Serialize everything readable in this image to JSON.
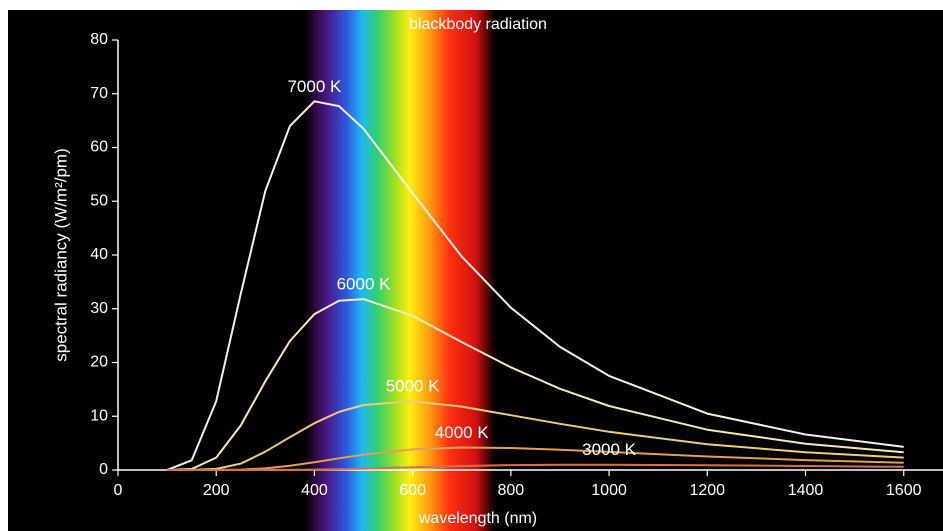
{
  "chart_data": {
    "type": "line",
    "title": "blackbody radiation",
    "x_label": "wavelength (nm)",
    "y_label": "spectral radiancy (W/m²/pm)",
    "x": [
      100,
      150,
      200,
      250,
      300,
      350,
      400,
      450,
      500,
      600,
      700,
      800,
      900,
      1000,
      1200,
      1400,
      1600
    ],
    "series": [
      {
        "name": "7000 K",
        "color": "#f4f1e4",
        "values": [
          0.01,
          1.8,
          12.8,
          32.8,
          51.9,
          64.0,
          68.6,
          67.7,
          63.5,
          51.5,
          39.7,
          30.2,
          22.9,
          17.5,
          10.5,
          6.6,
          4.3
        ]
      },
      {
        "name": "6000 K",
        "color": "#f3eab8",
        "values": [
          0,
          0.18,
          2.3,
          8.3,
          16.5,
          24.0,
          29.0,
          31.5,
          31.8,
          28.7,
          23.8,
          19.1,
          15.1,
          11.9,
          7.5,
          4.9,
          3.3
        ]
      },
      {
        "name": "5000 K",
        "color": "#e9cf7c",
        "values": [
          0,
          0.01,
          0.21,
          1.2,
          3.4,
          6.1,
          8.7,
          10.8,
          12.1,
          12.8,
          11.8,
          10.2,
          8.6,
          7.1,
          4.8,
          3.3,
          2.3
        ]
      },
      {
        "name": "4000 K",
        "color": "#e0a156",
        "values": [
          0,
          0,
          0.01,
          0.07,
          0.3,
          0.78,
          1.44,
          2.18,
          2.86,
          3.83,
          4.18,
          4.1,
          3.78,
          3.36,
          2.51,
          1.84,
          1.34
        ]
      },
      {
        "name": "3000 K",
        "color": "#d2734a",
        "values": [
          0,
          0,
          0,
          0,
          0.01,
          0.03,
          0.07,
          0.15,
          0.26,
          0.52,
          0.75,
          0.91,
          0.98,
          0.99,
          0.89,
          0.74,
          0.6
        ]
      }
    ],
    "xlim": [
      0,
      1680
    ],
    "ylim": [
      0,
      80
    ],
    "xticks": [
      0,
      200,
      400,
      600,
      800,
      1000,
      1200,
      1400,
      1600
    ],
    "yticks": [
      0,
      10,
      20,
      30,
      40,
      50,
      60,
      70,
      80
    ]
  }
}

====================

# WORK TO BE COMPLETED
Search the data above for the string "name" and copy each line that has it.

# TASK RESPONSE
        "name": "7000 K",
        "name": "6000 K",
        "name": "5000 K",
        "name": "4000 K",
        "name": "3000 K",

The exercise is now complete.